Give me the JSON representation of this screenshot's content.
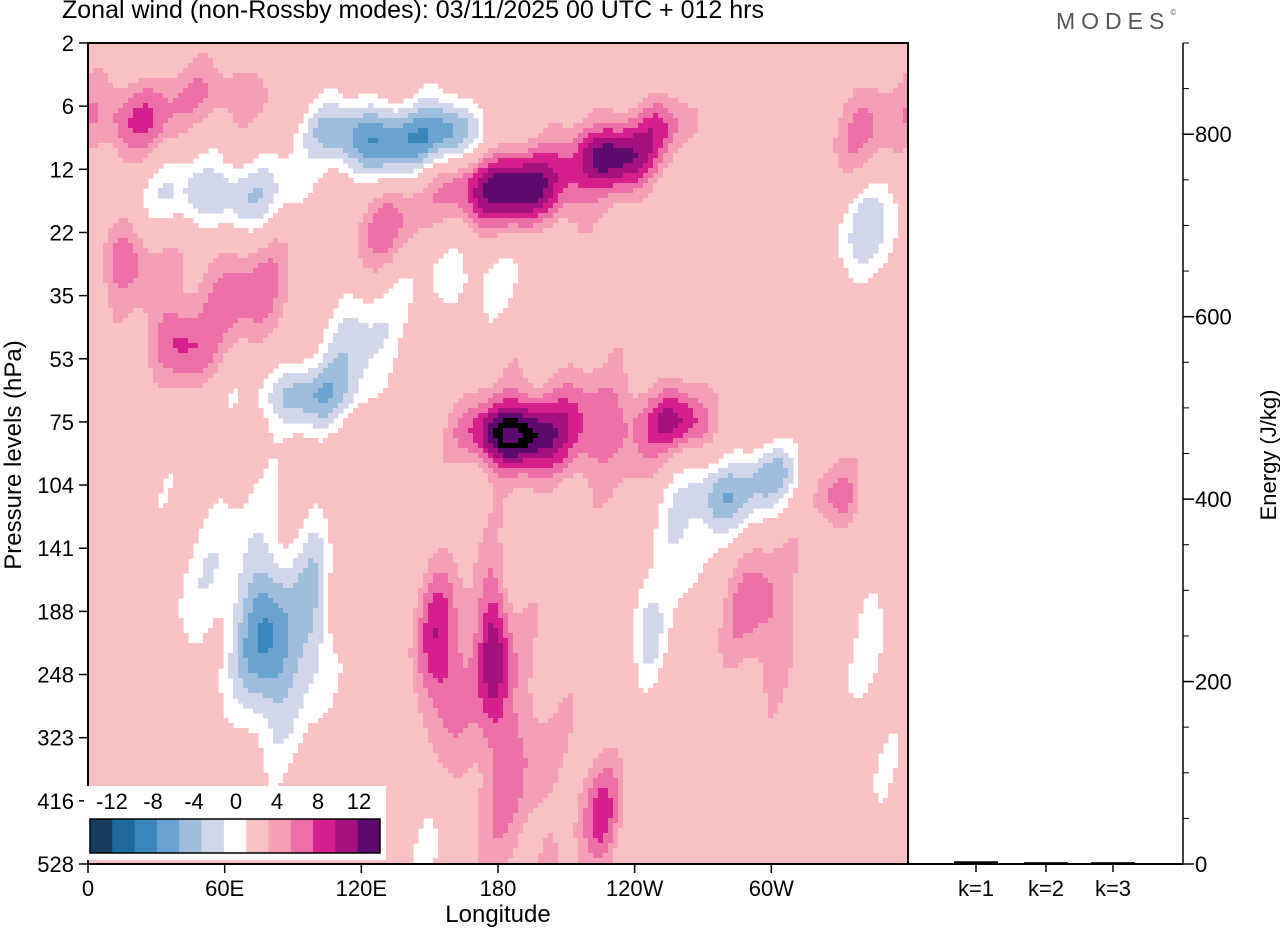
{
  "header": {
    "title": "Zonal wind (non-Rossby modes):  03/11/2025  00 UTC  + 012 hrs",
    "logo": "MODES",
    "logo_mark": "©"
  },
  "chart_data": {
    "type": "heatmap",
    "title": "Zonal wind (non-Rossby modes):  03/11/2025  00 UTC  + 012 hrs",
    "xlabel": "Longitude",
    "ylabel": "Pressure levels (hPa)",
    "x_ticks": [
      {
        "lon": 0,
        "label": "0"
      },
      {
        "lon": 60,
        "label": "60E"
      },
      {
        "lon": 120,
        "label": "120E"
      },
      {
        "lon": 180,
        "label": "180"
      },
      {
        "lon": 240,
        "label": "120W"
      },
      {
        "lon": 300,
        "label": "60W"
      }
    ],
    "xlim": [
      0,
      360
    ],
    "y_levels": [
      "2",
      "6",
      "12",
      "22",
      "35",
      "53",
      "75",
      "104",
      "141",
      "188",
      "248",
      "323",
      "416",
      "528"
    ],
    "colorbar": {
      "ticks": [
        "-12",
        "-8",
        "-4",
        "0",
        "4",
        "8",
        "12"
      ],
      "bins": [
        -14,
        -12,
        -10,
        -8,
        -6,
        -4,
        -2,
        2,
        4,
        6,
        8,
        10,
        12,
        14
      ],
      "colors": [
        "#163e5e",
        "#1f6a9a",
        "#3a87bd",
        "#6aa3cf",
        "#9fbddc",
        "#d2d6ea",
        "#ffffff",
        "#f8c1c3",
        "#f59fb6",
        "#ec6fa8",
        "#d61f8c",
        "#a4107d",
        "#5c0a6e"
      ]
    },
    "features": [
      {
        "lon": 15,
        "lev": 3.4,
        "sx": 14,
        "sy": 0.7,
        "amp": 5.5
      },
      {
        "lon": 60,
        "lev": 0.8,
        "sx": 25,
        "sy": 0.5,
        "amp": 4
      },
      {
        "lon": 20,
        "lev": 1.2,
        "sx": 20,
        "sy": 0.6,
        "amp": 6
      },
      {
        "lon": 110,
        "lev": 1.4,
        "sx": 18,
        "sy": 0.5,
        "amp": -5
      },
      {
        "lon": 135,
        "lev": 1.6,
        "sx": 25,
        "sy": 0.6,
        "amp": -9
      },
      {
        "lon": 160,
        "lev": 1.4,
        "sx": 14,
        "sy": 0.5,
        "amp": -7
      },
      {
        "lon": 60,
        "lev": 2.4,
        "sx": 35,
        "sy": 0.6,
        "amp": -6
      },
      {
        "lon": 185,
        "lev": 2.3,
        "sx": 30,
        "sy": 0.6,
        "amp": 12
      },
      {
        "lon": 230,
        "lev": 1.8,
        "sx": 18,
        "sy": 0.5,
        "amp": 11
      },
      {
        "lon": 250,
        "lev": 1.3,
        "sx": 16,
        "sy": 0.5,
        "amp": 5
      },
      {
        "lon": 130,
        "lev": 3.0,
        "sx": 18,
        "sy": 0.8,
        "amp": 5
      },
      {
        "lon": 70,
        "lev": 4.0,
        "sx": 30,
        "sy": 0.9,
        "amp": 5
      },
      {
        "lon": 40,
        "lev": 4.8,
        "sx": 14,
        "sy": 0.6,
        "amp": 6
      },
      {
        "lon": 115,
        "lev": 4.7,
        "sx": 22,
        "sy": 0.9,
        "amp": -5
      },
      {
        "lon": 95,
        "lev": 5.6,
        "sx": 22,
        "sy": 0.5,
        "amp": -7
      },
      {
        "lon": 160,
        "lev": 3.7,
        "sx": 35,
        "sy": 0.7,
        "amp": -3
      },
      {
        "lon": 345,
        "lev": 3.0,
        "sx": 18,
        "sy": 0.9,
        "amp": -5
      },
      {
        "lon": 340,
        "lev": 1.4,
        "sx": 20,
        "sy": 0.8,
        "amp": 4
      },
      {
        "lon": 185,
        "lev": 6.2,
        "sx": 18,
        "sy": 0.5,
        "amp": 12
      },
      {
        "lon": 215,
        "lev": 6.1,
        "sx": 35,
        "sy": 0.9,
        "amp": 6
      },
      {
        "lon": 260,
        "lev": 6.0,
        "sx": 16,
        "sy": 0.5,
        "amp": 7
      },
      {
        "lon": 280,
        "lev": 7.2,
        "sx": 16,
        "sy": 0.6,
        "amp": -8
      },
      {
        "lon": 300,
        "lev": 6.8,
        "sx": 12,
        "sy": 0.5,
        "amp": -6
      },
      {
        "lon": 330,
        "lev": 7.2,
        "sx": 10,
        "sy": 0.6,
        "amp": 5
      },
      {
        "lon": 80,
        "lev": 9.6,
        "sx": 14,
        "sy": 1.4,
        "amp": -9
      },
      {
        "lon": 100,
        "lev": 9.0,
        "sx": 8,
        "sy": 1.5,
        "amp": -5
      },
      {
        "lon": 60,
        "lev": 8.5,
        "sx": 30,
        "sy": 1.8,
        "amp": -3
      },
      {
        "lon": 155,
        "lev": 9.6,
        "sx": 10,
        "sy": 1.3,
        "amp": 8
      },
      {
        "lon": 178,
        "lev": 9.6,
        "sx": 7,
        "sy": 1.3,
        "amp": 8
      },
      {
        "lon": 185,
        "lev": 11.5,
        "sx": 22,
        "sy": 2.2,
        "amp": 4
      },
      {
        "lon": 225,
        "lev": 12.2,
        "sx": 10,
        "sy": 1.0,
        "amp": 6
      },
      {
        "lon": 295,
        "lev": 9.0,
        "sx": 16,
        "sy": 1.2,
        "amp": 5
      },
      {
        "lon": 245,
        "lev": 9.2,
        "sx": 8,
        "sy": 0.8,
        "amp": -5
      },
      {
        "lon": 260,
        "lev": 8.0,
        "sx": 12,
        "sy": 1.0,
        "amp": -4
      },
      {
        "lon": 150,
        "lev": 12.8,
        "sx": 6,
        "sy": 0.6,
        "amp": -3
      },
      {
        "lon": 345,
        "lev": 10.0,
        "sx": 10,
        "sy": 2.5,
        "amp": -2.5
      }
    ],
    "energy_axis": {
      "label": "Energy (J/kg)",
      "ylim": [
        0,
        900
      ],
      "ticks": [
        0,
        200,
        400,
        600,
        800
      ],
      "minor_step": 50
    },
    "energy_bars": [
      {
        "label": "k=1",
        "value": 3
      },
      {
        "label": "k=2",
        "value": 2
      },
      {
        "label": "k=3",
        "value": 2
      }
    ]
  }
}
------------------------------------------------------------
REQUIREMENT: Would you mind returning each entry above word for word, skipping the images?

RESPONSE BELOW:
Give me the JSON representation of this screenshot's content.
{
  "header": {
    "title": "Zonal wind (non-Rossby modes):  03/11/2025  00 UTC  + 012 hrs",
    "logo": "MODES",
    "logo_mark": "©"
  },
  "chart_data": {
    "type": "heatmap",
    "title": "Zonal wind (non-Rossby modes):  03/11/2025  00 UTC  + 012 hrs",
    "xlabel": "Longitude",
    "ylabel": "Pressure levels (hPa)",
    "x_ticks": [
      {
        "lon": 0,
        "label": "0"
      },
      {
        "lon": 60,
        "label": "60E"
      },
      {
        "lon": 120,
        "label": "120E"
      },
      {
        "lon": 180,
        "label": "180"
      },
      {
        "lon": 240,
        "label": "120W"
      },
      {
        "lon": 300,
        "label": "60W"
      }
    ],
    "xlim": [
      0,
      360
    ],
    "y_levels": [
      "2",
      "6",
      "12",
      "22",
      "35",
      "53",
      "75",
      "104",
      "141",
      "188",
      "248",
      "323",
      "416",
      "528"
    ],
    "colorbar": {
      "ticks": [
        "-12",
        "-8",
        "-4",
        "0",
        "4",
        "8",
        "12"
      ],
      "bins": [
        -14,
        -12,
        -10,
        -8,
        -6,
        -4,
        -2,
        2,
        4,
        6,
        8,
        10,
        12,
        14
      ],
      "colors": [
        "#163e5e",
        "#1f6a9a",
        "#3a87bd",
        "#6aa3cf",
        "#9fbddc",
        "#d2d6ea",
        "#ffffff",
        "#f8c1c3",
        "#f59fb6",
        "#ec6fa8",
        "#d61f8c",
        "#a4107d",
        "#5c0a6e"
      ]
    },
    "features": [
      {
        "lon": 15,
        "lev": 3.4,
        "sx": 14,
        "sy": 0.7,
        "amp": 5.5
      },
      {
        "lon": 60,
        "lev": 0.8,
        "sx": 25,
        "sy": 0.5,
        "amp": 4
      },
      {
        "lon": 20,
        "lev": 1.2,
        "sx": 20,
        "sy": 0.6,
        "amp": 6
      },
      {
        "lon": 110,
        "lev": 1.4,
        "sx": 18,
        "sy": 0.5,
        "amp": -5
      },
      {
        "lon": 135,
        "lev": 1.6,
        "sx": 25,
        "sy": 0.6,
        "amp": -9
      },
      {
        "lon": 160,
        "lev": 1.4,
        "sx": 14,
        "sy": 0.5,
        "amp": -7
      },
      {
        "lon": 60,
        "lev": 2.4,
        "sx": 35,
        "sy": 0.6,
        "amp": -6
      },
      {
        "lon": 185,
        "lev": 2.3,
        "sx": 30,
        "sy": 0.6,
        "amp": 12
      },
      {
        "lon": 230,
        "lev": 1.8,
        "sx": 18,
        "sy": 0.5,
        "amp": 11
      },
      {
        "lon": 250,
        "lev": 1.3,
        "sx": 16,
        "sy": 0.5,
        "amp": 5
      },
      {
        "lon": 130,
        "lev": 3.0,
        "sx": 18,
        "sy": 0.8,
        "amp": 5
      },
      {
        "lon": 70,
        "lev": 4.0,
        "sx": 30,
        "sy": 0.9,
        "amp": 5
      },
      {
        "lon": 40,
        "lev": 4.8,
        "sx": 14,
        "sy": 0.6,
        "amp": 6
      },
      {
        "lon": 115,
        "lev": 4.7,
        "sx": 22,
        "sy": 0.9,
        "amp": -5
      },
      {
        "lon": 95,
        "lev": 5.6,
        "sx": 22,
        "sy": 0.5,
        "amp": -7
      },
      {
        "lon": 160,
        "lev": 3.7,
        "sx": 35,
        "sy": 0.7,
        "amp": -3
      },
      {
        "lon": 345,
        "lev": 3.0,
        "sx": 18,
        "sy": 0.9,
        "amp": -5
      },
      {
        "lon": 340,
        "lev": 1.4,
        "sx": 20,
        "sy": 0.8,
        "amp": 4
      },
      {
        "lon": 185,
        "lev": 6.2,
        "sx": 18,
        "sy": 0.5,
        "amp": 12
      },
      {
        "lon": 215,
        "lev": 6.1,
        "sx": 35,
        "sy": 0.9,
        "amp": 6
      },
      {
        "lon": 260,
        "lev": 6.0,
        "sx": 16,
        "sy": 0.5,
        "amp": 7
      },
      {
        "lon": 280,
        "lev": 7.2,
        "sx": 16,
        "sy": 0.6,
        "amp": -8
      },
      {
        "lon": 300,
        "lev": 6.8,
        "sx": 12,
        "sy": 0.5,
        "amp": -6
      },
      {
        "lon": 330,
        "lev": 7.2,
        "sx": 10,
        "sy": 0.6,
        "amp": 5
      },
      {
        "lon": 80,
        "lev": 9.6,
        "sx": 14,
        "sy": 1.4,
        "amp": -9
      },
      {
        "lon": 100,
        "lev": 9.0,
        "sx": 8,
        "sy": 1.5,
        "amp": -5
      },
      {
        "lon": 60,
        "lev": 8.5,
        "sx": 30,
        "sy": 1.8,
        "amp": -3
      },
      {
        "lon": 155,
        "lev": 9.6,
        "sx": 10,
        "sy": 1.3,
        "amp": 8
      },
      {
        "lon": 178,
        "lev": 9.6,
        "sx": 7,
        "sy": 1.3,
        "amp": 8
      },
      {
        "lon": 185,
        "lev": 11.5,
        "sx": 22,
        "sy": 2.2,
        "amp": 4
      },
      {
        "lon": 225,
        "lev": 12.2,
        "sx": 10,
        "sy": 1.0,
        "amp": 6
      },
      {
        "lon": 295,
        "lev": 9.0,
        "sx": 16,
        "sy": 1.2,
        "amp": 5
      },
      {
        "lon": 245,
        "lev": 9.2,
        "sx": 8,
        "sy": 0.8,
        "amp": -5
      },
      {
        "lon": 260,
        "lev": 8.0,
        "sx": 12,
        "sy": 1.0,
        "amp": -4
      },
      {
        "lon": 150,
        "lev": 12.8,
        "sx": 6,
        "sy": 0.6,
        "amp": -3
      },
      {
        "lon": 345,
        "lev": 10.0,
        "sx": 10,
        "sy": 2.5,
        "amp": -2.5
      }
    ],
    "energy_axis": {
      "label": "Energy (J/kg)",
      "ylim": [
        0,
        900
      ],
      "ticks": [
        0,
        200,
        400,
        600,
        800
      ],
      "minor_step": 50
    },
    "energy_bars": [
      {
        "label": "k=1",
        "value": 3
      },
      {
        "label": "k=2",
        "value": 2
      },
      {
        "label": "k=3",
        "value": 2
      }
    ]
  }
}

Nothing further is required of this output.